Pull out every line below that holds the word "only".

Stored records
=======
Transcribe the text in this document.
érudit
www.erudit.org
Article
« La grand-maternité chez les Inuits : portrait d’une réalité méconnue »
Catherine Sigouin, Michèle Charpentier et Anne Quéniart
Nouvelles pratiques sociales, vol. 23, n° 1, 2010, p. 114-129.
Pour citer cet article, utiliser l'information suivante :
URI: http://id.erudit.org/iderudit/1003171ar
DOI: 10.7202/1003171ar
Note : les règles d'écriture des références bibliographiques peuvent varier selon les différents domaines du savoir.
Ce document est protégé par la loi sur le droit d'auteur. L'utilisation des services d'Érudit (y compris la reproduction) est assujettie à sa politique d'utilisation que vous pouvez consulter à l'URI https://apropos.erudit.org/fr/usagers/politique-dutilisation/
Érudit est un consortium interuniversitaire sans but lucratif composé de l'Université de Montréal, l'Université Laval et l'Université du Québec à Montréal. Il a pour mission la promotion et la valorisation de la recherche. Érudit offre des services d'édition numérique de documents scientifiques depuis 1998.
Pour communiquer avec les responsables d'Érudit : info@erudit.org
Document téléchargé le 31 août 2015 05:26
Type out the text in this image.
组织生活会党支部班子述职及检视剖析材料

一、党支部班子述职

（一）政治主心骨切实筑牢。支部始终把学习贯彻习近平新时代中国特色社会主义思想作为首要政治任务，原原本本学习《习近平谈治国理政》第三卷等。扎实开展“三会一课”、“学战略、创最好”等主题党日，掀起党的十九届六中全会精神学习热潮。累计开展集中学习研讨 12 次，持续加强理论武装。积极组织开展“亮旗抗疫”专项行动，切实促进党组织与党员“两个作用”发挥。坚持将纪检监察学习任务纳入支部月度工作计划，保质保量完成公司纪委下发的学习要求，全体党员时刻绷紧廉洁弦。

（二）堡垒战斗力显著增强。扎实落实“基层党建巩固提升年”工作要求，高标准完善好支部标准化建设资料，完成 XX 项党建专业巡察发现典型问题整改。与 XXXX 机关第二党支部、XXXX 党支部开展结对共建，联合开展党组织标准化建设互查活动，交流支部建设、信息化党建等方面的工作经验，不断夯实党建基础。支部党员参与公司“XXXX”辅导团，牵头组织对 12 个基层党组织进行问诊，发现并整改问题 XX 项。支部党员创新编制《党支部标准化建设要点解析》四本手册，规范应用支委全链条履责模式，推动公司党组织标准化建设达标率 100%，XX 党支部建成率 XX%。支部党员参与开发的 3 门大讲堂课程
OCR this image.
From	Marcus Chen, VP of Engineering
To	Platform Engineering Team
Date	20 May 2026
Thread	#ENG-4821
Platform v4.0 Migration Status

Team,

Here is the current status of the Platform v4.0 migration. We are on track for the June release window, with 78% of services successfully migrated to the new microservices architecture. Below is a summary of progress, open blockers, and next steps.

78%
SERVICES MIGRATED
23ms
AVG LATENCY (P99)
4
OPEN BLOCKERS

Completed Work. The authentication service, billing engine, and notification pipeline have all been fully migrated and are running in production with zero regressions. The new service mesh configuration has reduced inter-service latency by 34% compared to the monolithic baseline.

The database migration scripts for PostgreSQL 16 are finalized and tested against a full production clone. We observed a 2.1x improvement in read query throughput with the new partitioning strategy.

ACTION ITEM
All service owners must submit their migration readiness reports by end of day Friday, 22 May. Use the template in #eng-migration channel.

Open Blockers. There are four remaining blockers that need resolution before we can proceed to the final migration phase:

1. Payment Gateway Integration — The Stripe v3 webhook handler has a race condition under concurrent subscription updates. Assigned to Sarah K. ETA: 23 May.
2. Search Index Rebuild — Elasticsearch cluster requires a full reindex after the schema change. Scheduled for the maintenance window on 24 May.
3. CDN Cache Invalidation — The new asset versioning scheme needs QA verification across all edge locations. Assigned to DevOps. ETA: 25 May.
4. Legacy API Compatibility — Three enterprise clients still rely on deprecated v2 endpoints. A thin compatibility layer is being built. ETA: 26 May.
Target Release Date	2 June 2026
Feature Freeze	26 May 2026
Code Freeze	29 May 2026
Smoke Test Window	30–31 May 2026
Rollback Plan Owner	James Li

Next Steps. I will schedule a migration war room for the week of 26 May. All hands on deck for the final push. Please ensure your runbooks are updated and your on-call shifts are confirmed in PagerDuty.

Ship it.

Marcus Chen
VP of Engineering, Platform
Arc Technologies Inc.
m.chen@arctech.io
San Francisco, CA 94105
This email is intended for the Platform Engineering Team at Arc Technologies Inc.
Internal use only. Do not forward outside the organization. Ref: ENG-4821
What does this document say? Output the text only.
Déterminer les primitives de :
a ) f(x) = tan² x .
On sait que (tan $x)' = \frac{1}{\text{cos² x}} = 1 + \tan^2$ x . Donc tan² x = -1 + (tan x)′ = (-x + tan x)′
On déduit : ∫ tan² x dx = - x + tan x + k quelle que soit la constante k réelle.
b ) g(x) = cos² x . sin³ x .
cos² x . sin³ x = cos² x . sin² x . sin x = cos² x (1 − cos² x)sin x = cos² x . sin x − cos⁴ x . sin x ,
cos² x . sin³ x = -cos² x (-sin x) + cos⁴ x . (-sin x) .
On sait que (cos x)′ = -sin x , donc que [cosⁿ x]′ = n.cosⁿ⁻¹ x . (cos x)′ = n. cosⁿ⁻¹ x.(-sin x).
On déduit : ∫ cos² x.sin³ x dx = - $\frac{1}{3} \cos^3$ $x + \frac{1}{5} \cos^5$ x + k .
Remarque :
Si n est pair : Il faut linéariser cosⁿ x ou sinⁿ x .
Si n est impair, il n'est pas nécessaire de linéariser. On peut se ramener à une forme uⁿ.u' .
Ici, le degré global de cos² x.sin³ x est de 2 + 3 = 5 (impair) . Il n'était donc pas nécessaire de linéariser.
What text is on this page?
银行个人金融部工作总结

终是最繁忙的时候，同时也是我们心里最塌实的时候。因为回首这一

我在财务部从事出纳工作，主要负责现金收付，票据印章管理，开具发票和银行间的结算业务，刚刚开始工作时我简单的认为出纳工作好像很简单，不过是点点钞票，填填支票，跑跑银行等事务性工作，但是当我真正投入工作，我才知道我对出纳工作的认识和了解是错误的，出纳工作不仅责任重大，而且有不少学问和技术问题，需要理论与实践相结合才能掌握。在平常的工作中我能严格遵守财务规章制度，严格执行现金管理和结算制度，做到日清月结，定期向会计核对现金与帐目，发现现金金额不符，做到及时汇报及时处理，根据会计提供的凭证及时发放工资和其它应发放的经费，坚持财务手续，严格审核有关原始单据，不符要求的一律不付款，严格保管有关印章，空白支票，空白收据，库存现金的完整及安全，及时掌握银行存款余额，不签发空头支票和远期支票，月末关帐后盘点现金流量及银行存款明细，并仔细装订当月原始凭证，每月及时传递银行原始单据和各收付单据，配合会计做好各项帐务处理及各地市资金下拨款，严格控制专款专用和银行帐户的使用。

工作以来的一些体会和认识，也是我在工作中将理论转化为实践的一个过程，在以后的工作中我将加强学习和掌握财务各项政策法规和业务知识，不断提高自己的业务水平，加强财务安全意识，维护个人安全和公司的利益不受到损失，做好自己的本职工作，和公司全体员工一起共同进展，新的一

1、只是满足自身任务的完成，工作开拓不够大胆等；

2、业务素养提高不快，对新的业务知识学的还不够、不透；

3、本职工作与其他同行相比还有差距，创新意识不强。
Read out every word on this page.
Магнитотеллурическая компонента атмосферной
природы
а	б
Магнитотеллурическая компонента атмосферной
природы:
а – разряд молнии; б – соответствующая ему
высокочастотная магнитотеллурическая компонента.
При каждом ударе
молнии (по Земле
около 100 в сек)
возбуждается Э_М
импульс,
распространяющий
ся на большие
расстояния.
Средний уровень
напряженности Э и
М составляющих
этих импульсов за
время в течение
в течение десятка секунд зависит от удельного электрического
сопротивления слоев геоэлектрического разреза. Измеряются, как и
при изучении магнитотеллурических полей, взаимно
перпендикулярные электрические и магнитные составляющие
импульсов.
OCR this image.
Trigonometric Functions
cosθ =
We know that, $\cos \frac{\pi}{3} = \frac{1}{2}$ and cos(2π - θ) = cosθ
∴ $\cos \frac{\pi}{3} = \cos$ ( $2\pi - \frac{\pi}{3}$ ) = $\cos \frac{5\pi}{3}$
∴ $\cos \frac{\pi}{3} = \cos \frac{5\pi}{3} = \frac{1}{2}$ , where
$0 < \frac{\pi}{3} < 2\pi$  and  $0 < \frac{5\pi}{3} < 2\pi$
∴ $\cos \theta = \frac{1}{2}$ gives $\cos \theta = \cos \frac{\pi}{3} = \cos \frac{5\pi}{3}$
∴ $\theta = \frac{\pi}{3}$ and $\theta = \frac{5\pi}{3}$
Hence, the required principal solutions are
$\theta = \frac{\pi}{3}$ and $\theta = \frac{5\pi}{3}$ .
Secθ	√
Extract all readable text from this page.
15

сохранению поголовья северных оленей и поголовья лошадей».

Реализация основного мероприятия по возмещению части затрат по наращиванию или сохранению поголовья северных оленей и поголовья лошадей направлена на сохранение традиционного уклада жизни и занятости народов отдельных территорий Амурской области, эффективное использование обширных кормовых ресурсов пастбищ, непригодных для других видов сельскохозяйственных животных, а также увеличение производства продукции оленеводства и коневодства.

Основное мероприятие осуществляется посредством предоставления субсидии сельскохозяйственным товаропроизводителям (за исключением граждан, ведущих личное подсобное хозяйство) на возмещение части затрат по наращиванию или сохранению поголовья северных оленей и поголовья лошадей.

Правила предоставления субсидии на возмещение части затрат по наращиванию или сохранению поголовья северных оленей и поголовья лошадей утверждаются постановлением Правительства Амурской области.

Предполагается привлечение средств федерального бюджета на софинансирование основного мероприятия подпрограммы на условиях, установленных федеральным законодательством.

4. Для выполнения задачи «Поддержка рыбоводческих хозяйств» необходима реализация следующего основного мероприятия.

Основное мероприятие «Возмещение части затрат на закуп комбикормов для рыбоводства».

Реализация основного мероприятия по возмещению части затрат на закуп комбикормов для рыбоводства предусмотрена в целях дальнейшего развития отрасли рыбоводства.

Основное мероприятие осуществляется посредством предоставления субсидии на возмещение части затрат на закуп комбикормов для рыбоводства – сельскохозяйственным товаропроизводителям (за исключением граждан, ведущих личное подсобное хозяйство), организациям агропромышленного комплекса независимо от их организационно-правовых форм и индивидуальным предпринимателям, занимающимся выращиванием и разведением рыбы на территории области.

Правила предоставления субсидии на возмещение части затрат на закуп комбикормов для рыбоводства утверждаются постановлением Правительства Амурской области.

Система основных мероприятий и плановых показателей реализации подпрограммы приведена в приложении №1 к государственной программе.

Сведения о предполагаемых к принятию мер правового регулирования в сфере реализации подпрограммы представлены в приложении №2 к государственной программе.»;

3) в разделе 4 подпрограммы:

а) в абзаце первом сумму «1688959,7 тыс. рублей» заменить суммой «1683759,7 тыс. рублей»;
=======
» Correct output:
Internal use only. Do not forward outside the organization. Ref: ENG-4821
What does this document say? Output the text only.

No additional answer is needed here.